**SELECTED TEXT:**
--*--

OpenTelemetry’s governance committee seats are tied to people, not companies, which is the case for some other open-source projects as well.
“We try to be cognizant of the fact that we all work for people that have commercial interests here, but at the end of the day, we’re people and we are not avatars of our corporate overlords,” said Parker.
For example, Morgan and Parker work for two separate companies which are direct competitors to each other, but in the OpenTelemetry space they come together to do things for the project like form end-user working groups or running events.
“It doesn’t matter who signs the paycheck,” Parker said. “We are all in this space for a reason. It’s because we believe that by enabling observability for our end users through OpenTelemetry, we are going to make their professional lives better, we’re going to help them work better, and make that world of work better.”
What’s next?
OpenTelemetry has a lot planned for the future, and recently published an official project roadmap.
The original promise of OpenTelemetry back when it was first announced was to deliver capabilities to allow people to capture distributed traces and metrics from applications and infrastructure, then send that data to a backend analytics system for processing.
The project has largely achieved that, which presents the opportunity to sit down and ask what comes next.
For example, logging is something important to a large portion of the community so that is one focus. “We want to be able to capture logs as an adjacent signal type to distributed traces and to metrics,” said Morgan.
Another long-term focus will be capturing profiles from applications so that developers can delve into the performance of their code.
The maintainers are also working on client instrumentation. They want OpenTelemetry to be able to extract data from web, mobile, and desktop applications.
“OpenTelemetry is very focused on back end infrastructure, back end services, the stuff that people run inside of AWS or Azure or GCP,” Morgan explained. “There’s also a need to monitor the performance and get crash reports from their client applications, like front end websites or mobile applications or desktop applications, so they can judge the true end to end performance of everything that they’ve built, not just the parts that are running in various data centers.”

--*--

**RECORD EXCERPTS:**
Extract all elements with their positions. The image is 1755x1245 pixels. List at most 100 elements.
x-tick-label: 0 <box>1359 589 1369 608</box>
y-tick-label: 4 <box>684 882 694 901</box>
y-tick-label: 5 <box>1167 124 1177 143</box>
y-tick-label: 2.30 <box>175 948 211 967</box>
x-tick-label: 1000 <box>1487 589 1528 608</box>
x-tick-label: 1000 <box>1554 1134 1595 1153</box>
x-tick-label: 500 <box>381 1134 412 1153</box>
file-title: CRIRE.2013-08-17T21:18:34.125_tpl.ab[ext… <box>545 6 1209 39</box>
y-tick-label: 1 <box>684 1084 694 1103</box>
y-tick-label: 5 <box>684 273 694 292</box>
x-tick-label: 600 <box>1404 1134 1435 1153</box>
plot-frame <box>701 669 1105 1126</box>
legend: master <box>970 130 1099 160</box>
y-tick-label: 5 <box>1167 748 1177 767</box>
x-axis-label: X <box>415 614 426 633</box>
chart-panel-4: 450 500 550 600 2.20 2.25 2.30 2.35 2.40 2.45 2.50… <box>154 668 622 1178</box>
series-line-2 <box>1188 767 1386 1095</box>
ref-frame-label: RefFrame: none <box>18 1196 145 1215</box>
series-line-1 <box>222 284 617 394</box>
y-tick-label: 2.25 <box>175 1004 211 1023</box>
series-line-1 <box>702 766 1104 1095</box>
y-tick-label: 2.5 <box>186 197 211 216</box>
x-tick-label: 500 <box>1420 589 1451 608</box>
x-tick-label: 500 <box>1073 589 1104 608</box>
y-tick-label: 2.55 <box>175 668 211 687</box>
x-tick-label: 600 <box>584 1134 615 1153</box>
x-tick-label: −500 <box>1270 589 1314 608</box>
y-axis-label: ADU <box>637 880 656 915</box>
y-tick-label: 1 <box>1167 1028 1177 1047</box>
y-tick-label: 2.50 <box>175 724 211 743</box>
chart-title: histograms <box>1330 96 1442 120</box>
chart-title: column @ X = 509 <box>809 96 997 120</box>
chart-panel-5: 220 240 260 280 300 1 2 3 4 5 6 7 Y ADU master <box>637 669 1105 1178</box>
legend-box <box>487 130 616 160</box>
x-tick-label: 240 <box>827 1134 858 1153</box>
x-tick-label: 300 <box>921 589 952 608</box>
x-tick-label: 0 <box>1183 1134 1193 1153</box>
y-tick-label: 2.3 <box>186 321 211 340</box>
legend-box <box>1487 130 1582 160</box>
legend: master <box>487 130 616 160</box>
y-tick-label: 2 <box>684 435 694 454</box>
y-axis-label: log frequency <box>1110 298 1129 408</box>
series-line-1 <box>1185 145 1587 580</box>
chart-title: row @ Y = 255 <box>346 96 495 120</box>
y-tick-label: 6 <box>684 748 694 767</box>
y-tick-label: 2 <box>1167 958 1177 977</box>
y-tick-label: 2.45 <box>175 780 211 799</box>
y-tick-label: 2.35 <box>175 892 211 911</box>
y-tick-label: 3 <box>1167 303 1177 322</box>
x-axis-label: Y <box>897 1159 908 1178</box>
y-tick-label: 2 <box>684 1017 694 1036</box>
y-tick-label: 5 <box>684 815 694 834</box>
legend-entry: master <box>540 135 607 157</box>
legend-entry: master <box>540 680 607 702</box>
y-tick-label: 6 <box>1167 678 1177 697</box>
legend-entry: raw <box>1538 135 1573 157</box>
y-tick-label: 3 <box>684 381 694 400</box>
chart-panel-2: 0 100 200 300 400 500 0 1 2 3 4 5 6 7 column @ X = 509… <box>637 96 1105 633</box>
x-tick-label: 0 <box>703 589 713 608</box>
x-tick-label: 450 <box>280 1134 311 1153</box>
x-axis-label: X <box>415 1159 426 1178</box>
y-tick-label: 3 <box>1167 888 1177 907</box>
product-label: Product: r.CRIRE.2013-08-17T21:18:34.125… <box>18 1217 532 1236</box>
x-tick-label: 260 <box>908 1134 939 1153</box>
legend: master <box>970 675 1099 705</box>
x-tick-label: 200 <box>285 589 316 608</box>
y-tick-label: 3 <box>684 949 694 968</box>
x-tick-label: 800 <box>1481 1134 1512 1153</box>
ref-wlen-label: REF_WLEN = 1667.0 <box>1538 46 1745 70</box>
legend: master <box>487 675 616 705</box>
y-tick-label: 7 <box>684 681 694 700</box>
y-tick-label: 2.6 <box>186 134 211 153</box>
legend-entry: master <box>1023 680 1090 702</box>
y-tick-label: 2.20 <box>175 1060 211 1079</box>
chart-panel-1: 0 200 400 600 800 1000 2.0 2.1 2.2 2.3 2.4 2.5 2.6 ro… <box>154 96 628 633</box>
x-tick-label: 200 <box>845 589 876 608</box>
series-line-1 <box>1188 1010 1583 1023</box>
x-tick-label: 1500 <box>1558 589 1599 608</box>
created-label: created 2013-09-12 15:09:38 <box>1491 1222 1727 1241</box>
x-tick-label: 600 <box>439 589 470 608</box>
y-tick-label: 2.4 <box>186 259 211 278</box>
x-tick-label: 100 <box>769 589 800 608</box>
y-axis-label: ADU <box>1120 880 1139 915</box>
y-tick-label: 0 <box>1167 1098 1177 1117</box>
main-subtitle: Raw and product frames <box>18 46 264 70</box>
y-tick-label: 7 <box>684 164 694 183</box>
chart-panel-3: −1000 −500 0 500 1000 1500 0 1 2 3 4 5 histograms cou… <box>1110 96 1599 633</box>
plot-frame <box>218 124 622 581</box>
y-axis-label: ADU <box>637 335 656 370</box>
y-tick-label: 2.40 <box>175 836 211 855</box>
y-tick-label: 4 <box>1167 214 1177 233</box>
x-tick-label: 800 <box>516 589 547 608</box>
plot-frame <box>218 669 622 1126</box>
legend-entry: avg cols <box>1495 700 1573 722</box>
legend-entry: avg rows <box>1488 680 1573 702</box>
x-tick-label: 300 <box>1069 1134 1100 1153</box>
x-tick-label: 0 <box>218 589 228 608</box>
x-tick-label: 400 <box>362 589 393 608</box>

--*--

From the OpenTelemetry text, extract word for word the part running from "The original promise" to "of their code.".

The original promise of OpenTelemetry back when it was first announced was to deliver capabilities to allow people to capture distributed traces and metrics from applications and infrastructure, then send that data to a backend analytics system for processing.
The project has largely achieved that, which presents the opportunity to sit down and ask what comes next.
For example, logging is something important to a large portion of the community so that is one focus. “We want to be able to capture logs as an adjacent signal type to distributed traces and to metrics,” said Morgan.
Another long-term focus will be capturing profiles from applications so that developers can delve into the performance of their code.